Review the listing and copy each line that holds the word "ffffff".

START INFORMATION GIVEN

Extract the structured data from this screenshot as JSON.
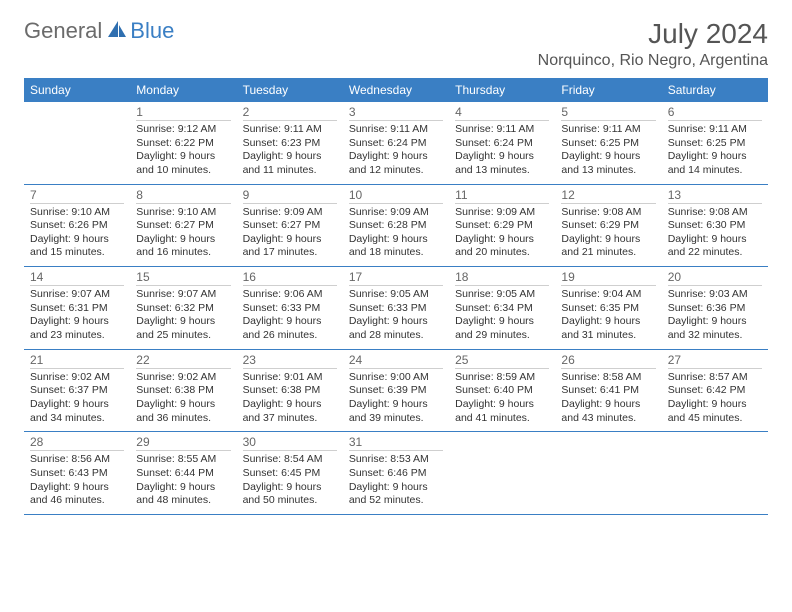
{
  "brand": {
    "part1": "General",
    "part2": "Blue"
  },
  "title": "July 2024",
  "location": "Norquinco, Rio Negro, Argentina",
  "colors": {
    "header_bg": "#3a7fc4",
    "header_text": "#ffffff",
    "daynum_color": "#666666",
    "text_color": "#333333",
    "divider": "#cfcfcf",
    "week_border": "#3a7fc4",
    "background": "#ffffff"
  },
  "typography": {
    "title_fontsize": 28,
    "location_fontsize": 16,
    "dayheader_fontsize": 12,
    "daynum_fontsize": 12,
    "detail_fontsize": 10.5
  },
  "day_labels": [
    "Sunday",
    "Monday",
    "Tuesday",
    "Wednesday",
    "Thursday",
    "Friday",
    "Saturday"
  ],
  "weeks": [
    [
      {
        "n": "",
        "sr": "",
        "ss": "",
        "dl": ""
      },
      {
        "n": "1",
        "sr": "Sunrise: 9:12 AM",
        "ss": "Sunset: 6:22 PM",
        "dl": "Daylight: 9 hours and 10 minutes."
      },
      {
        "n": "2",
        "sr": "Sunrise: 9:11 AM",
        "ss": "Sunset: 6:23 PM",
        "dl": "Daylight: 9 hours and 11 minutes."
      },
      {
        "n": "3",
        "sr": "Sunrise: 9:11 AM",
        "ss": "Sunset: 6:24 PM",
        "dl": "Daylight: 9 hours and 12 minutes."
      },
      {
        "n": "4",
        "sr": "Sunrise: 9:11 AM",
        "ss": "Sunset: 6:24 PM",
        "dl": "Daylight: 9 hours and 13 minutes."
      },
      {
        "n": "5",
        "sr": "Sunrise: 9:11 AM",
        "ss": "Sunset: 6:25 PM",
        "dl": "Daylight: 9 hours and 13 minutes."
      },
      {
        "n": "6",
        "sr": "Sunrise: 9:11 AM",
        "ss": "Sunset: 6:25 PM",
        "dl": "Daylight: 9 hours and 14 minutes."
      }
    ],
    [
      {
        "n": "7",
        "sr": "Sunrise: 9:10 AM",
        "ss": "Sunset: 6:26 PM",
        "dl": "Daylight: 9 hours and 15 minutes."
      },
      {
        "n": "8",
        "sr": "Sunrise: 9:10 AM",
        "ss": "Sunset: 6:27 PM",
        "dl": "Daylight: 9 hours and 16 minutes."
      },
      {
        "n": "9",
        "sr": "Sunrise: 9:09 AM",
        "ss": "Sunset: 6:27 PM",
        "dl": "Daylight: 9 hours and 17 minutes."
      },
      {
        "n": "10",
        "sr": "Sunrise: 9:09 AM",
        "ss": "Sunset: 6:28 PM",
        "dl": "Daylight: 9 hours and 18 minutes."
      },
      {
        "n": "11",
        "sr": "Sunrise: 9:09 AM",
        "ss": "Sunset: 6:29 PM",
        "dl": "Daylight: 9 hours and 20 minutes."
      },
      {
        "n": "12",
        "sr": "Sunrise: 9:08 AM",
        "ss": "Sunset: 6:29 PM",
        "dl": "Daylight: 9 hours and 21 minutes."
      },
      {
        "n": "13",
        "sr": "Sunrise: 9:08 AM",
        "ss": "Sunset: 6:30 PM",
        "dl": "Daylight: 9 hours and 22 minutes."
      }
    ],
    [
      {
        "n": "14",
        "sr": "Sunrise: 9:07 AM",
        "ss": "Sunset: 6:31 PM",
        "dl": "Daylight: 9 hours and 23 minutes."
      },
      {
        "n": "15",
        "sr": "Sunrise: 9:07 AM",
        "ss": "Sunset: 6:32 PM",
        "dl": "Daylight: 9 hours and 25 minutes."
      },
      {
        "n": "16",
        "sr": "Sunrise: 9:06 AM",
        "ss": "Sunset: 6:33 PM",
        "dl": "Daylight: 9 hours and 26 minutes."
      },
      {
        "n": "17",
        "sr": "Sunrise: 9:05 AM",
        "ss": "Sunset: 6:33 PM",
        "dl": "Daylight: 9 hours and 28 minutes."
      },
      {
        "n": "18",
        "sr": "Sunrise: 9:05 AM",
        "ss": "Sunset: 6:34 PM",
        "dl": "Daylight: 9 hours and 29 minutes."
      },
      {
        "n": "19",
        "sr": "Sunrise: 9:04 AM",
        "ss": "Sunset: 6:35 PM",
        "dl": "Daylight: 9 hours and 31 minutes."
      },
      {
        "n": "20",
        "sr": "Sunrise: 9:03 AM",
        "ss": "Sunset: 6:36 PM",
        "dl": "Daylight: 9 hours and 32 minutes."
      }
    ],
    [
      {
        "n": "21",
        "sr": "Sunrise: 9:02 AM",
        "ss": "Sunset: 6:37 PM",
        "dl": "Daylight: 9 hours and 34 minutes."
      },
      {
        "n": "22",
        "sr": "Sunrise: 9:02 AM",
        "ss": "Sunset: 6:38 PM",
        "dl": "Daylight: 9 hours and 36 minutes."
      },
      {
        "n": "23",
        "sr": "Sunrise: 9:01 AM",
        "ss": "Sunset: 6:38 PM",
        "dl": "Daylight: 9 hours and 37 minutes."
      },
      {
        "n": "24",
        "sr": "Sunrise: 9:00 AM",
        "ss": "Sunset: 6:39 PM",
        "dl": "Daylight: 9 hours and 39 minutes."
      },
      {
        "n": "25",
        "sr": "Sunrise: 8:59 AM",
        "ss": "Sunset: 6:40 PM",
        "dl": "Daylight: 9 hours and 41 minutes."
      },
      {
        "n": "26",
        "sr": "Sunrise: 8:58 AM",
        "ss": "Sunset: 6:41 PM",
        "dl": "Daylight: 9 hours and 43 minutes."
      },
      {
        "n": "27",
        "sr": "Sunrise: 8:57 AM",
        "ss": "Sunset: 6:42 PM",
        "dl": "Daylight: 9 hours and 45 minutes."
      }
    ],
    [
      {
        "n": "28",
        "sr": "Sunrise: 8:56 AM",
        "ss": "Sunset: 6:43 PM",
        "dl": "Daylight: 9 hours and 46 minutes."
      },
      {
        "n": "29",
        "sr": "Sunrise: 8:55 AM",
        "ss": "Sunset: 6:44 PM",
        "dl": "Daylight: 9 hours and 48 minutes."
      },
      {
        "n": "30",
        "sr": "Sunrise: 8:54 AM",
        "ss": "Sunset: 6:45 PM",
        "dl": "Daylight: 9 hours and 50 minutes."
      },
      {
        "n": "31",
        "sr": "Sunrise: 8:53 AM",
        "ss": "Sunset: 6:46 PM",
        "dl": "Daylight: 9 hours and 52 minutes."
      },
      {
        "n": "",
        "sr": "",
        "ss": "",
        "dl": ""
      },
      {
        "n": "",
        "sr": "",
        "ss": "",
        "dl": ""
      },
      {
        "n": "",
        "sr": "",
        "ss": "",
        "dl": ""
      }
    ]
  ]
}
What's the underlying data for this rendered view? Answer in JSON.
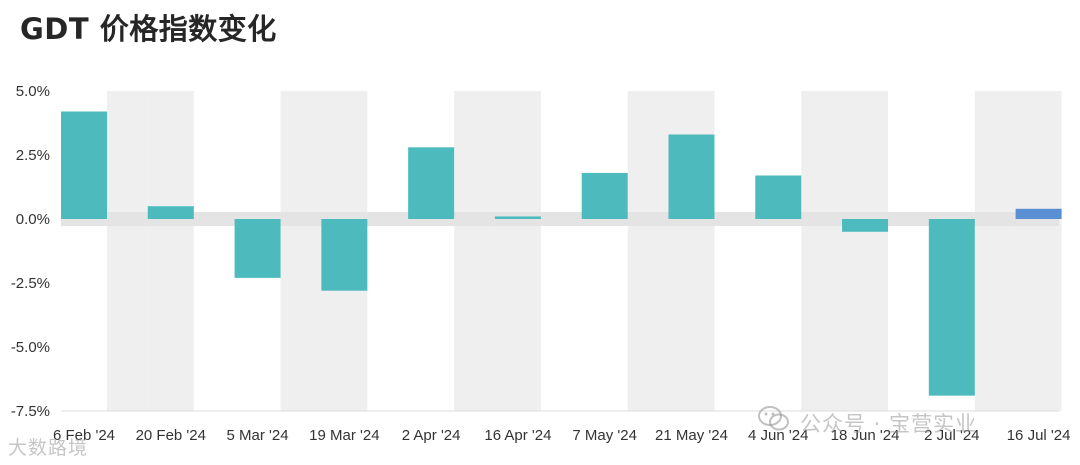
{
  "title": "GDT 价格指数变化",
  "watermark_right": "公众号 · 宝营实业",
  "watermark_left": "大数路境",
  "colors": {
    "bar": "#4dbbbd",
    "bar_highlight": "#5b8fd4",
    "band": "#efefef",
    "zero_band": "#e4e4e4"
  },
  "chart_data": {
    "type": "bar",
    "categories": [
      "6 Feb '24",
      "20 Feb '24",
      "5 Mar '24",
      "19 Mar '24",
      "2 Apr '24",
      "16 Apr '24",
      "7 May '24",
      "21 May '24",
      "4 Jun '24",
      "18 Jun '24",
      "2 Jul '24",
      "16 Jul '24"
    ],
    "values": [
      4.2,
      0.5,
      -2.3,
      -2.8,
      2.8,
      0.1,
      1.8,
      3.3,
      1.7,
      -0.5,
      -6.9,
      0.4
    ],
    "highlight_index": 11,
    "ylim": [
      -7.5,
      5.0
    ],
    "yticks": [
      5.0,
      2.5,
      0.0,
      -2.5,
      -5.0,
      -7.5
    ],
    "ytick_labels": [
      "5.0%",
      "2.5%",
      "0.0%",
      "-2.5%",
      "-5.0%",
      "-7.5%"
    ],
    "grid": "alternating vertical bands",
    "legend": "none"
  }
}
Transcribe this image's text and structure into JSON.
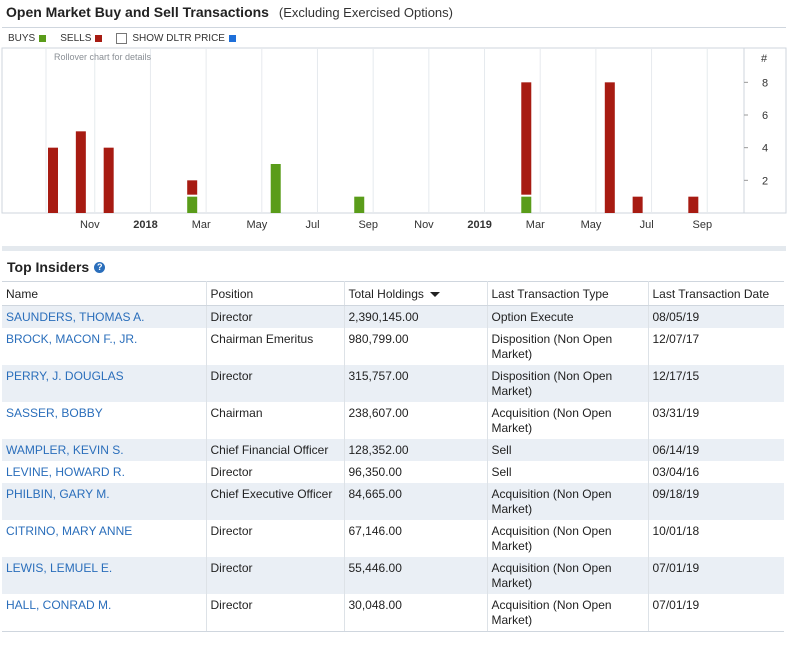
{
  "header": {
    "title": "Open Market Buy and Sell Transactions",
    "subtitle": "(Excluding Exercised Options)"
  },
  "legend": {
    "buys_label": "BUYS",
    "sells_label": "SELLS",
    "dltr_label": "SHOW DLTR PRICE",
    "colors": {
      "buys": "#5a9c1a",
      "sells": "#a71b12",
      "dltr": "#1e6fd9"
    }
  },
  "chart_data": {
    "type": "bar",
    "stacked": true,
    "note": "Rollover chart for details",
    "y_axis_label": "#",
    "y_ticks": [
      2,
      4,
      6,
      8
    ],
    "ylim": [
      0,
      9
    ],
    "xlim": [
      0,
      25
    ],
    "x_ticks": [
      {
        "label": "Nov",
        "x": 1,
        "bold": false
      },
      {
        "label": "2018",
        "x": 3,
        "bold": true
      },
      {
        "label": "Mar",
        "x": 5,
        "bold": false
      },
      {
        "label": "May",
        "x": 7,
        "bold": false
      },
      {
        "label": "Jul",
        "x": 9,
        "bold": false
      },
      {
        "label": "Sep",
        "x": 11,
        "bold": false
      },
      {
        "label": "Nov",
        "x": 13,
        "bold": false
      },
      {
        "label": "2019",
        "x": 15,
        "bold": true
      },
      {
        "label": "Mar",
        "x": 17,
        "bold": false
      },
      {
        "label": "May",
        "x": 19,
        "bold": false
      },
      {
        "label": "Jul",
        "x": 21,
        "bold": false
      },
      {
        "label": "Sep",
        "x": 23,
        "bold": false
      }
    ],
    "bars": [
      {
        "x": 0,
        "buys": 0,
        "sells": 4
      },
      {
        "x": 1,
        "buys": 0,
        "sells": 5
      },
      {
        "x": 2,
        "buys": 0,
        "sells": 4
      },
      {
        "x": 5,
        "buys": 1,
        "sells": 1
      },
      {
        "x": 8,
        "buys": 3,
        "sells": 0
      },
      {
        "x": 11,
        "buys": 1,
        "sells": 0
      },
      {
        "x": 17,
        "buys": 1,
        "sells": 7
      },
      {
        "x": 20,
        "buys": 0,
        "sells": 8
      },
      {
        "x": 21,
        "buys": 0,
        "sells": 1
      },
      {
        "x": 23,
        "buys": 0,
        "sells": 1
      }
    ],
    "grid": true
  },
  "insiders": {
    "title": "Top Insiders",
    "columns": [
      "Name",
      "Position",
      "Total Holdings",
      "Last Transaction Type",
      "Last Transaction Date"
    ],
    "rows": [
      {
        "name": "SAUNDERS, THOMAS A.",
        "position": "Director",
        "holdings": "2,390,145.00",
        "type": "Option Execute",
        "date": "08/05/19"
      },
      {
        "name": "BROCK, MACON F., JR.",
        "position": "Chairman Emeritus",
        "holdings": "980,799.00",
        "type": "Disposition (Non Open Market)",
        "date": "12/07/17"
      },
      {
        "name": "PERRY, J. DOUGLAS",
        "position": "Director",
        "holdings": "315,757.00",
        "type": "Disposition (Non Open Market)",
        "date": "12/17/15"
      },
      {
        "name": "SASSER, BOBBY",
        "position": "Chairman",
        "holdings": "238,607.00",
        "type": "Acquisition (Non Open Market)",
        "date": "03/31/19"
      },
      {
        "name": "WAMPLER, KEVIN S.",
        "position": "Chief Financial Officer",
        "holdings": "128,352.00",
        "type": "Sell",
        "date": "06/14/19"
      },
      {
        "name": "LEVINE, HOWARD R.",
        "position": "Director",
        "holdings": "96,350.00",
        "type": "Sell",
        "date": "03/04/16"
      },
      {
        "name": "PHILBIN, GARY M.",
        "position": "Chief Executive Officer",
        "holdings": "84,665.00",
        "type": "Acquisition (Non Open Market)",
        "date": "09/18/19"
      },
      {
        "name": "CITRINO, MARY ANNE",
        "position": "Director",
        "holdings": "67,146.00",
        "type": "Acquisition (Non Open Market)",
        "date": "10/01/18"
      },
      {
        "name": "LEWIS, LEMUEL E.",
        "position": "Director",
        "holdings": "55,446.00",
        "type": "Acquisition (Non Open Market)",
        "date": "07/01/19"
      },
      {
        "name": "HALL, CONRAD M.",
        "position": "Director",
        "holdings": "30,048.00",
        "type": "Acquisition (Non Open Market)",
        "date": "07/01/19"
      }
    ]
  }
}
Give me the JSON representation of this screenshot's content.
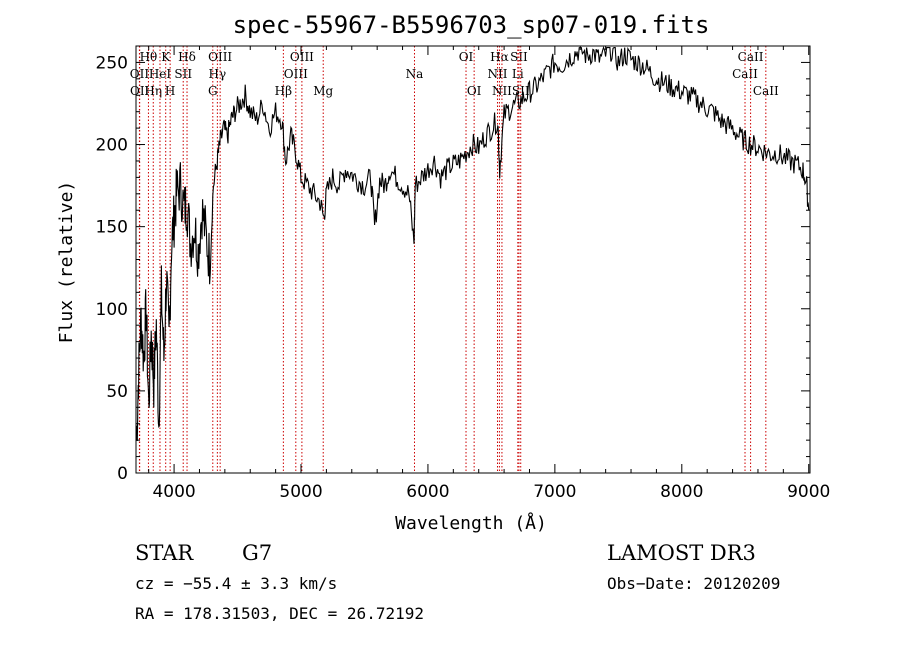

END INFORMATION GIVEN

▶ **RESPONSE BELOW**
    "header_text": "#ffffff",
    "background": "#ffffff"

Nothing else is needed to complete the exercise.